» Short problem: Set down all of the data that follows word for word, without the images.

#### Records supplied

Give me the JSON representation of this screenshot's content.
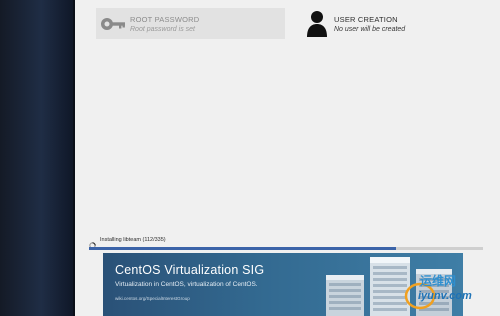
{
  "spokes": {
    "root_password": {
      "title": "ROOT PASSWORD",
      "status": "Root password is set",
      "icon": "key-icon"
    },
    "user_creation": {
      "title": "USER CREATION",
      "status": "No user will be created",
      "icon": "user-icon"
    }
  },
  "progress": {
    "text": "Installing libteam (112/335)",
    "fraction": 0.78,
    "color": "#3b63a8"
  },
  "banner": {
    "title": "CentOS Virtualization SIG",
    "subtitle": "Virtualization in CentOS, virtualization of CentOS.",
    "url": "wiki.centos.org/SpecialInterestGroup"
  },
  "watermark": {
    "text_cn": "运维网",
    "url": "iyunv.com"
  },
  "colors": {
    "sidebar": "#1f2d45",
    "accent": "#3b63a8",
    "banner": "#336a91"
  }
}
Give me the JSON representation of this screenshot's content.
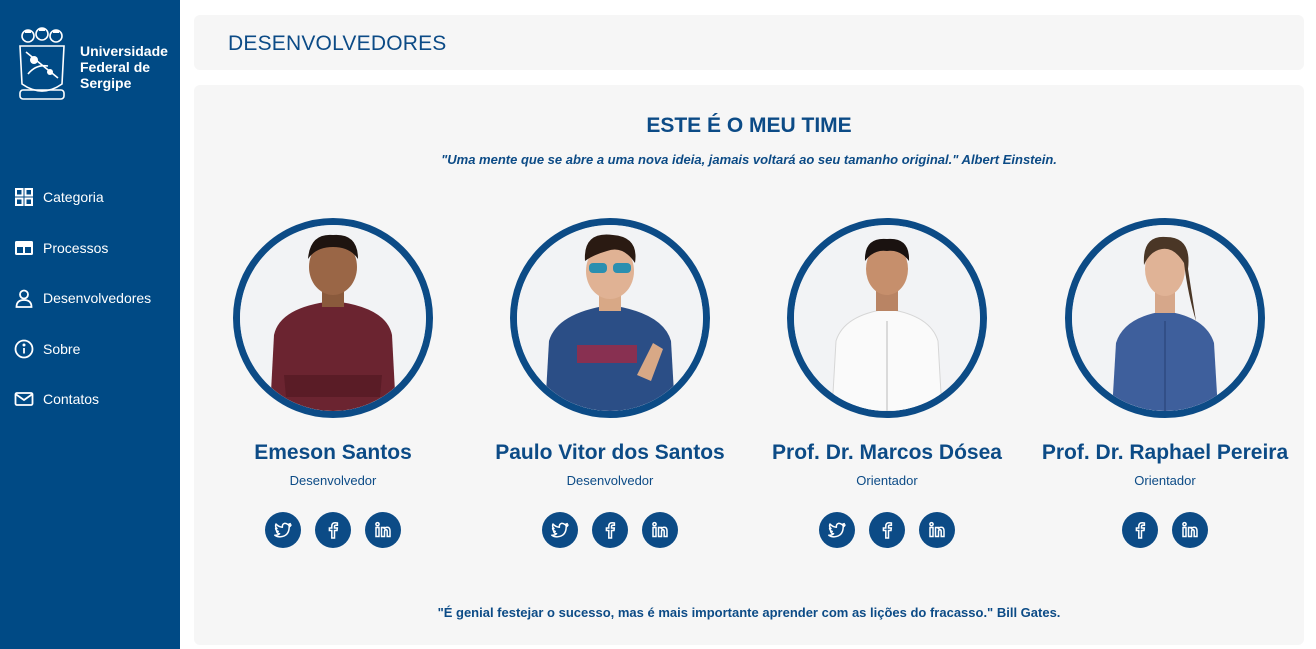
{
  "sidebar": {
    "logo": {
      "line1": "Universidade",
      "line2": "Federal de",
      "line3": "Sergipe"
    },
    "items": [
      {
        "label": "Categoria",
        "icon": "grid-icon"
      },
      {
        "label": "Processos",
        "icon": "table-icon"
      },
      {
        "label": "Desenvolvedores",
        "icon": "user-icon"
      },
      {
        "label": "Sobre",
        "icon": "info-icon"
      },
      {
        "label": "Contatos",
        "icon": "mail-icon"
      }
    ]
  },
  "header": {
    "title": "DESENVOLVEDORES"
  },
  "main": {
    "title": "ESTE É O MEU TIME",
    "quote_top": "\"Uma mente que se abre a uma nova ideia, jamais voltará ao seu tamanho original.\" Albert Einstein.",
    "quote_bottom": "\"É genial festejar o sucesso, mas é mais importante aprender com as lições do fracasso.\" Bill Gates.",
    "members": [
      {
        "name": "Emeson Santos",
        "role": "Desenvolvedor",
        "socials": [
          "twitter",
          "facebook",
          "linkedin"
        ]
      },
      {
        "name": "Paulo Vitor dos Santos",
        "role": "Desenvolvedor",
        "socials": [
          "twitter",
          "facebook",
          "linkedin"
        ]
      },
      {
        "name": "Prof. Dr. Marcos Dósea",
        "role": "Orientador",
        "socials": [
          "twitter",
          "facebook",
          "linkedin"
        ]
      },
      {
        "name": "Prof. Dr. Raphael Pereira",
        "role": "Orientador",
        "socials": [
          "facebook",
          "linkedin"
        ]
      }
    ]
  },
  "colors": {
    "sidebar_bg": "#004a85",
    "primary": "#0c4b86",
    "panel_bg": "#f6f6f6"
  }
}
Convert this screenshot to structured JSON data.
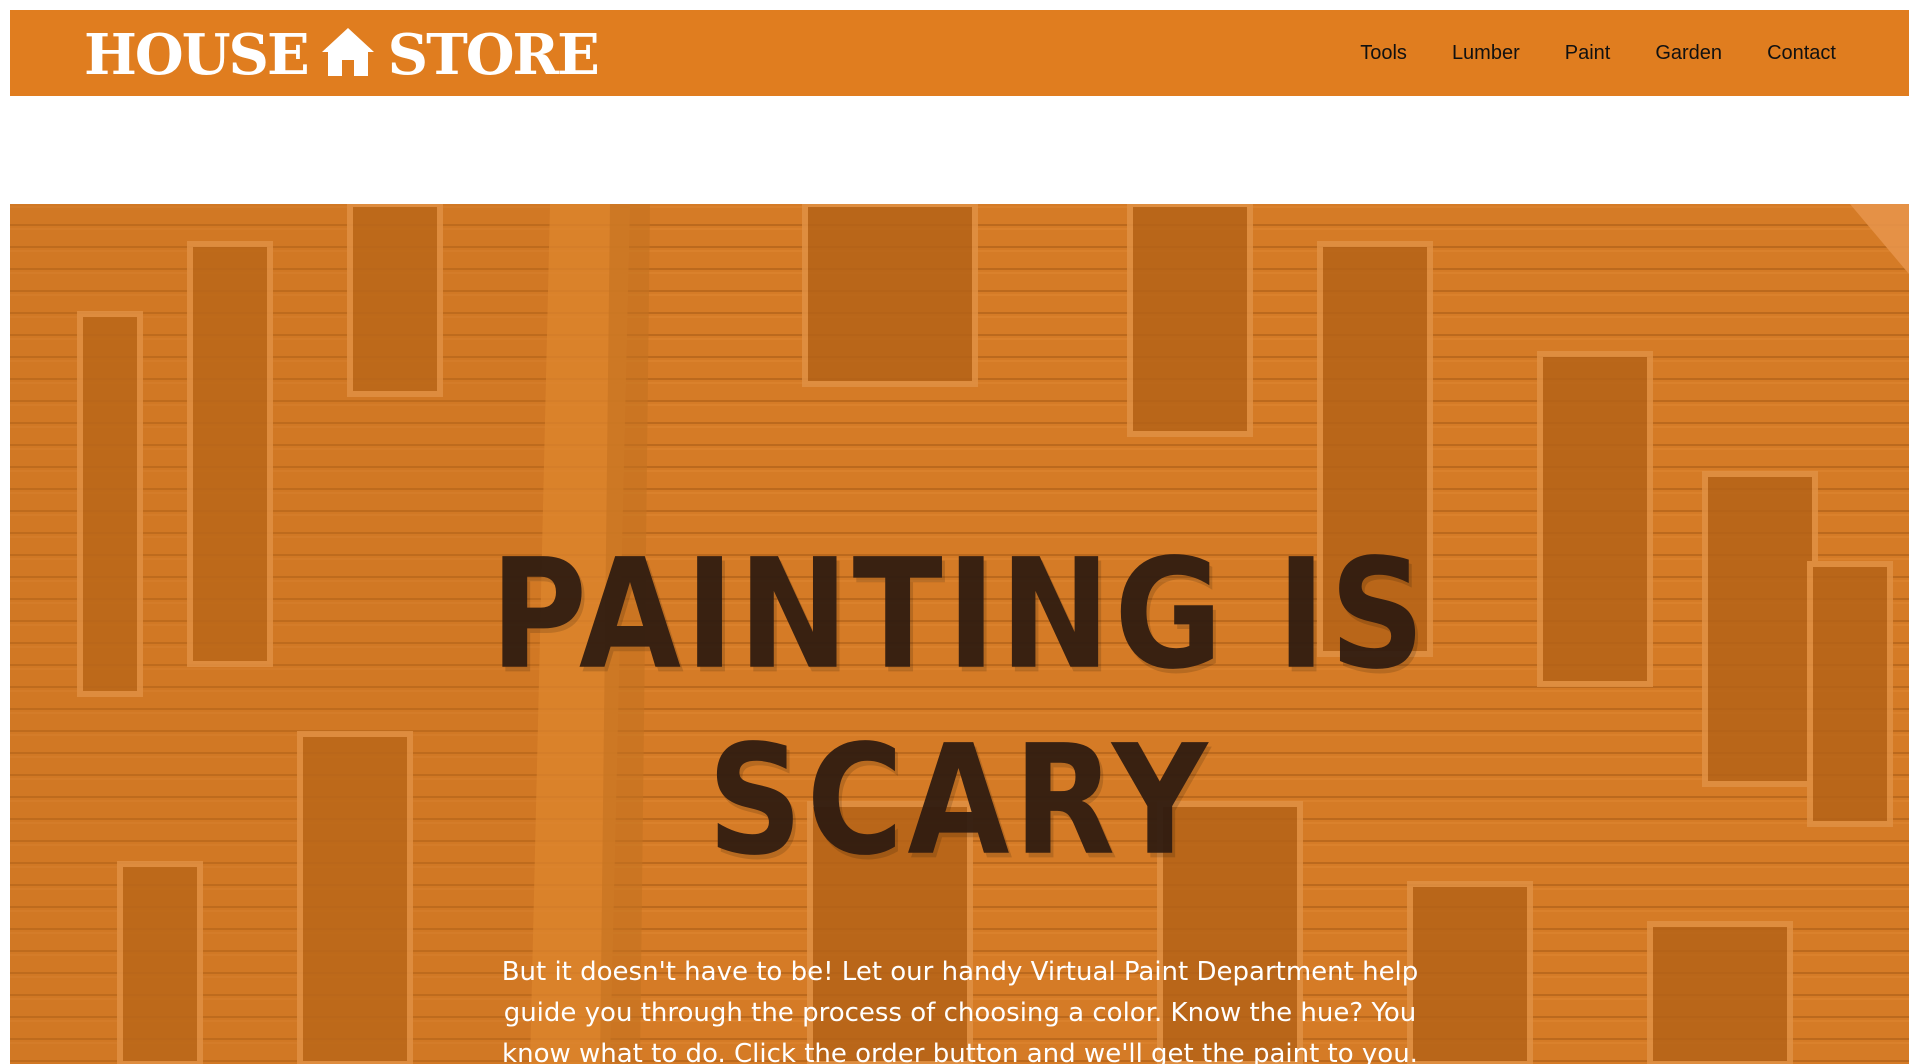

########

» Written reply:
Give me the JSON representation of this screenshot's content.
{
  "spokes": {
    "root_password": {
      "title": "ROOT PASSWORD",
      "status": "Root password is set",
      "icon": "key-icon"
    },
    "user_creation": {
      "title": "USER CREATION",
      "status": "No user will be created",
      "icon": "user-icon"
    }
  },
  "progress": {
    "text": "Installing libteam (112/335)",
    "fraction": 0.78,
    "color": "#3b63a8"
  },
  "banner": {
    "title": "CentOS Virtualization SIG",
    "subtitle": "Virtualization in CentOS, virtualization of CentOS.",
    "url": "wiki.centos.org/SpecialInterestGroup"
  },
  "watermark": {
    "text_cn": "运维网",
    "url": "iyunv.com"
  },
  "colors": {
    "sidebar": "#1f2d45",
    "accent": "#3b63a8",
    "banner": "#336a91"
  }
}
Give me the JSON representation of this screenshot's content.
{
  "sidebar": {
    "logo": {
      "line1": "Universidade",
      "line2": "Federal de",
      "line3": "Sergipe"
    },
    "items": [
      {
        "label": "Categoria",
        "icon": "grid-icon"
      },
      {
        "label": "Processos",
        "icon": "table-icon"
      },
      {
        "label": "Desenvolvedores",
        "icon": "user-icon"
      },
      {
        "label": "Sobre",
        "icon": "info-icon"
      },
      {
        "label": "Contatos",
        "icon": "mail-icon"
      }
    ]
  },
  "header": {
    "title": "DESENVOLVEDORES"
  },
  "main": {
    "title": "ESTE É O MEU TIME",
    "quote_top": "\"Uma mente que se abre a uma nova ideia, jamais voltará ao seu tamanho original.\" Albert Einstein.",
    "quote_bottom": "\"É genial festejar o sucesso, mas é mais importante aprender com as lições do fracasso.\" Bill Gates.",
    "members": [
      {
        "name": "Emeson Santos",
        "role": "Desenvolvedor",
        "socials": [
          "twitter",
          "facebook",
          "linkedin"
        ]
      },
      {
        "name": "Paulo Vitor dos Santos",
        "role": "Desenvolvedor",
        "socials": [
          "twitter",
          "facebook",
          "linkedin"
        ]
      },
      {
        "name": "Prof. Dr. Marcos Dósea",
        "role": "Orientador",
        "socials": [
          "twitter",
          "facebook",
          "linkedin"
        ]
      },
      {
        "name": "Prof. Dr. Raphael Pereira",
        "role": "Orientador",
        "socials": [
          "facebook",
          "linkedin"
        ]
      }
    ]
  },
  "colors": {
    "sidebar_bg": "#004a85",
    "primary": "#0c4b86",
    "panel_bg": "#f6f6f6"
  }
}
Convert this screenshot to structured JSON data.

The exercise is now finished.